TO BE DONE: Turn every line of the entries below into a Markdown table with two columns, Row and Line, numbering the rows and skipping blank lines. Leave the pictures out of the table.

Begin

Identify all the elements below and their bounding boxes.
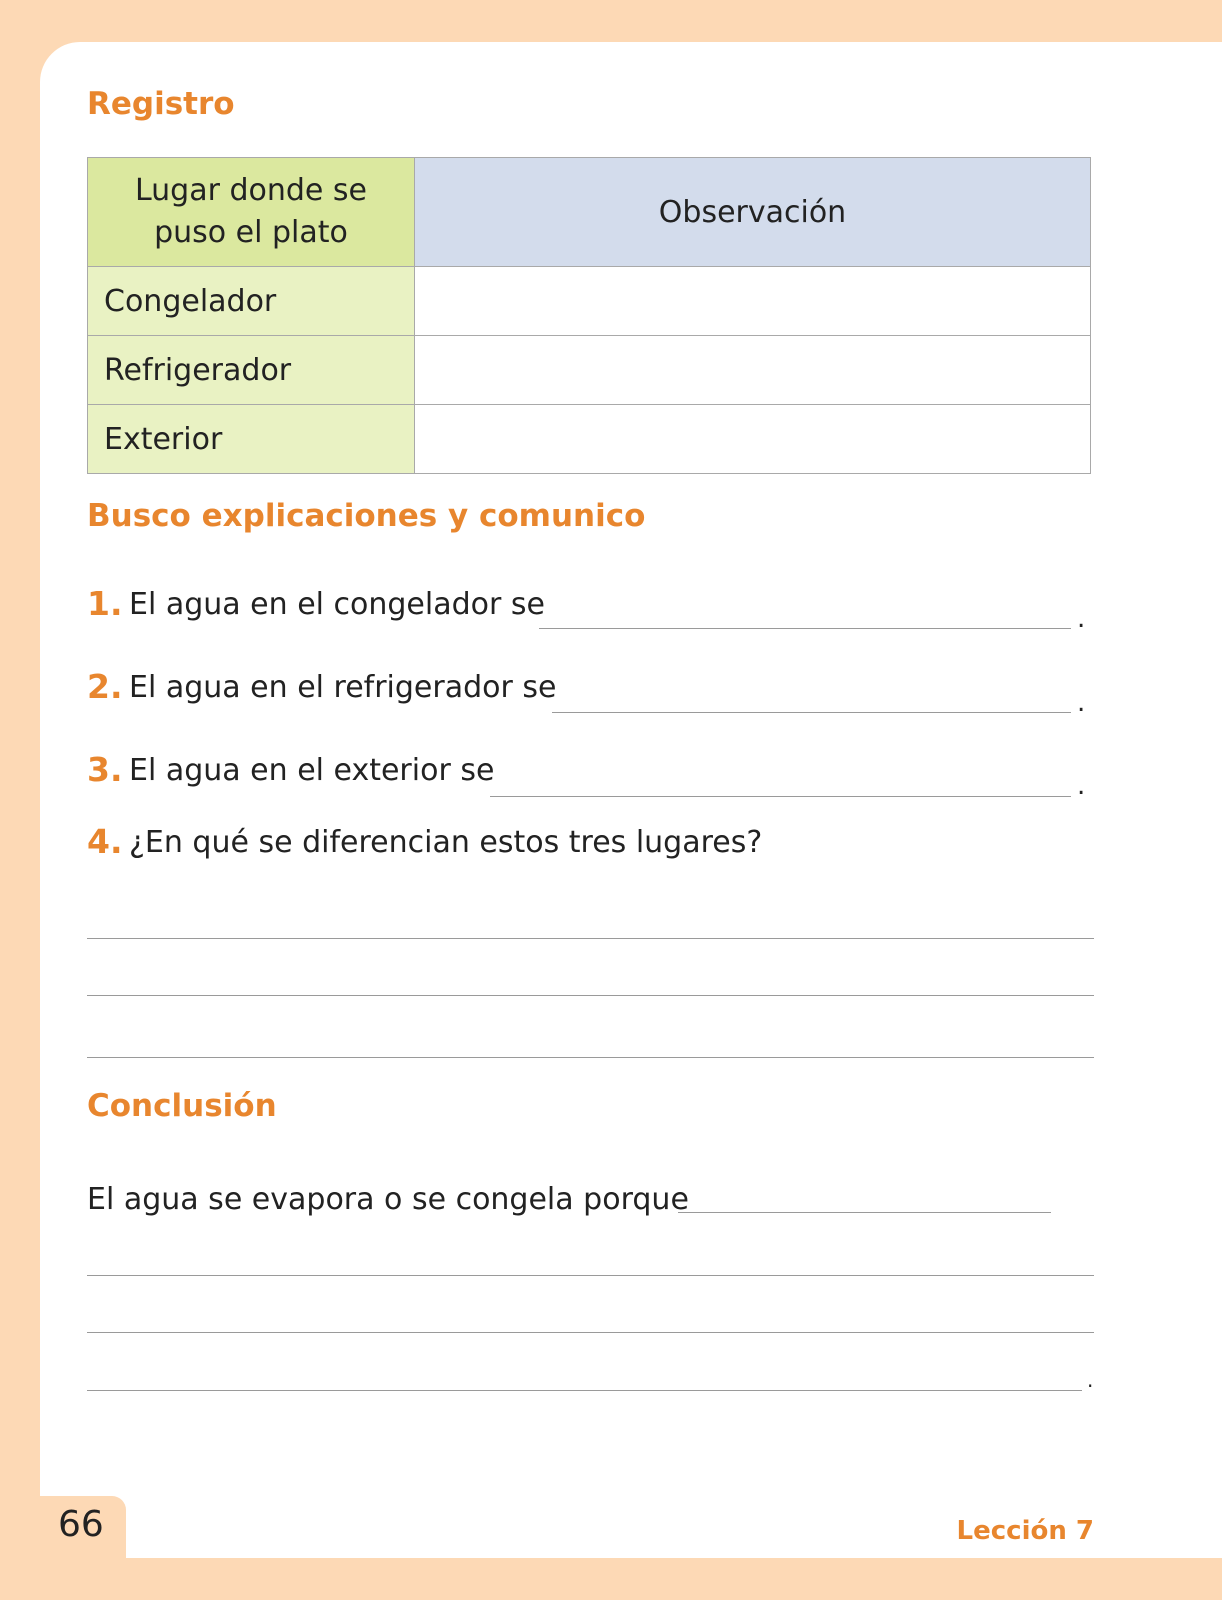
question-number-2: 2. xyxy=(87,667,123,706)
answer-line-2[interactable] xyxy=(552,712,1071,713)
page-number: 66 xyxy=(58,1504,104,1545)
conclusion-line-1[interactable] xyxy=(678,1212,1051,1213)
header-observation: Observación xyxy=(415,158,1091,267)
answer-line-1[interactable] xyxy=(539,628,1071,629)
question-text-2: El agua en el refrigerador se xyxy=(129,670,557,705)
question-number-3: 3. xyxy=(87,750,123,789)
question-text-1: El agua en el congelador se xyxy=(129,587,545,622)
question-end-2: . xyxy=(1077,688,1086,718)
answer-line-3[interactable] xyxy=(490,796,1071,797)
row-place-congelador: Congelador xyxy=(88,267,415,336)
question-number-1: 1. xyxy=(87,584,123,623)
table-row xyxy=(88,405,1091,474)
question-end-1: . xyxy=(1077,604,1086,634)
question-number-4: 4. xyxy=(87,822,123,861)
conclusion-line-4[interactable] xyxy=(87,1390,1082,1391)
observation-cell-congelador[interactable] xyxy=(415,267,1091,336)
answer-line-4a[interactable] xyxy=(87,938,1094,939)
registro-table xyxy=(87,157,1091,474)
conclusion-line-2[interactable] xyxy=(87,1275,1094,1276)
observation-cell-exterior[interactable] xyxy=(415,405,1091,474)
observation-cell-refrigerador[interactable] xyxy=(415,336,1091,405)
conclusion-line-3[interactable] xyxy=(87,1332,1094,1333)
answer-line-4b[interactable] xyxy=(87,995,1094,996)
section-title-registro: Registro xyxy=(87,86,235,122)
conclusion-text: El agua se evapora o se congela porque xyxy=(87,1182,689,1217)
question-text-3: El agua en el exterior se xyxy=(129,753,495,788)
table-row xyxy=(88,336,1091,405)
row-place-refrigerador: Refrigerador xyxy=(88,336,415,405)
section-title-conclusion: Conclusión xyxy=(87,1088,277,1124)
table-row xyxy=(88,267,1091,336)
row-place-exterior: Exterior xyxy=(88,405,415,474)
question-text-4: ¿En qué se diferencian estos tres lugares? xyxy=(129,825,763,860)
table-header-row xyxy=(88,158,1091,267)
answer-line-4c[interactable] xyxy=(87,1057,1094,1058)
header-place-label: Lugar donde se puso el plato xyxy=(134,173,368,250)
conclusion-end: . xyxy=(1087,1368,1094,1392)
lesson-label: Lección 7 xyxy=(956,1516,1094,1546)
question-end-3: . xyxy=(1077,771,1086,801)
section-title-busco: Busco explicaciones y comunico xyxy=(87,498,646,534)
header-place xyxy=(88,158,415,267)
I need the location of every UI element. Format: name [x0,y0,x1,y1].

End

RESPONSE TO THIS TASK:
| Row | Line |
|---|---|
| 1 | Identify all the elements below and their bounding boxes. |
| 2 | question-number-2: 2. xyxy=(87,667,123,706) |
| 3 | answer-line-2[interactable] xyxy=(552,712,1071,713) |
| 4 | page-number: 66 xyxy=(58,1504,104,1545) |
| 5 | conclusion-line-1[interactable] xyxy=(678,1212,1051,1213) |
| 6 | header-observation: Observación xyxy=(415,158,1091,267) |
| 7 | answer-line-1[interactable] xyxy=(539,628,1071,629) |
| 8 | question-text-2: El agua en el refrigerador se xyxy=(129,670,557,705) |
| 9 | question-number-3: 3. xyxy=(87,750,123,789) |
| 10 | question-text-1: El agua en el congelador se xyxy=(129,587,545,622) |
| 11 | question-end-2: . xyxy=(1077,688,1086,718) |
| 12 | answer-line-3[interactable] xyxy=(490,796,1071,797) |
| 13 | row-place-congelador: Congelador xyxy=(88,267,415,336) |
| 14 | question-number-1: 1. xyxy=(87,584,123,623) |
| 15 | table-row xyxy=(88,405,1091,474) |
| 16 | question-end-1: . xyxy=(1077,604,1086,634) |
| 17 | question-number-4: 4. xyxy=(87,822,123,861) |
| 18 | conclusion-line-4[interactable] xyxy=(87,1390,1082,1391) |
| 19 | observation-cell-congelador[interactable] xyxy=(415,267,1091,336) |
| 20 | answer-line-4a[interactable] xyxy=(87,938,1094,939) |
| 21 | registro-table xyxy=(87,157,1091,474) |
| 22 | conclusion-line-2[interactable] xyxy=(87,1275,1094,1276) |
| 23 | observation-cell-exterior[interactable] xyxy=(415,405,1091,474) |
| 24 | observation-cell-refrigerador[interactable] xyxy=(415,336,1091,405) |
| 25 | conclusion-line-3[interactable] xyxy=(87,1332,1094,1333) |
| 26 | answer-line-4b[interactable] xyxy=(87,995,1094,996) |
| 27 | section-title-registro: Registro xyxy=(87,86,235,122) |
| 28 | conclusion-text: El agua se evapora o se congela porque xyxy=(87,1182,689,1217) |
| 29 | question-text-3: El agua en el exterior se xyxy=(129,753,495,788) |
| 30 | table-row xyxy=(88,336,1091,405) |
| 31 | row-place-refrigerador: Refrigerador xyxy=(88,336,415,405) |
| 32 | section-title-conclusion: Conclusión xyxy=(87,1088,277,1124) |
| 33 | table-row xyxy=(88,267,1091,336) |
| 34 | row-place-exterior: Exterior xyxy=(88,405,415,474) |
| 35 | question-text-4: ¿En qué se diferencian estos tres lugares? xyxy=(129,825,763,860) |
| 36 | table-header-row xyxy=(88,158,1091,267) |
| 37 | answer-line-4c[interactable] xyxy=(87,1057,1094,1058) |
| 38 | header-place-label: Lugar donde se puso el plato xyxy=(134,173,368,250) |
| 39 | conclusion-end: . xyxy=(1087,1368,1094,1392) |
| 40 | lesson-label: Lección 7 xyxy=(956,1516,1094,1546) |
| 41 | question-end-3: . xyxy=(1077,771,1086,801) |
| 42 | section-title-busco: Busco explicaciones y comunico xyxy=(87,498,646,534) |
| 43 | header-place xyxy=(88,158,415,267) |
| 44 | I need the location of every UI element. Format: name [x0,y0,x1,y1]. |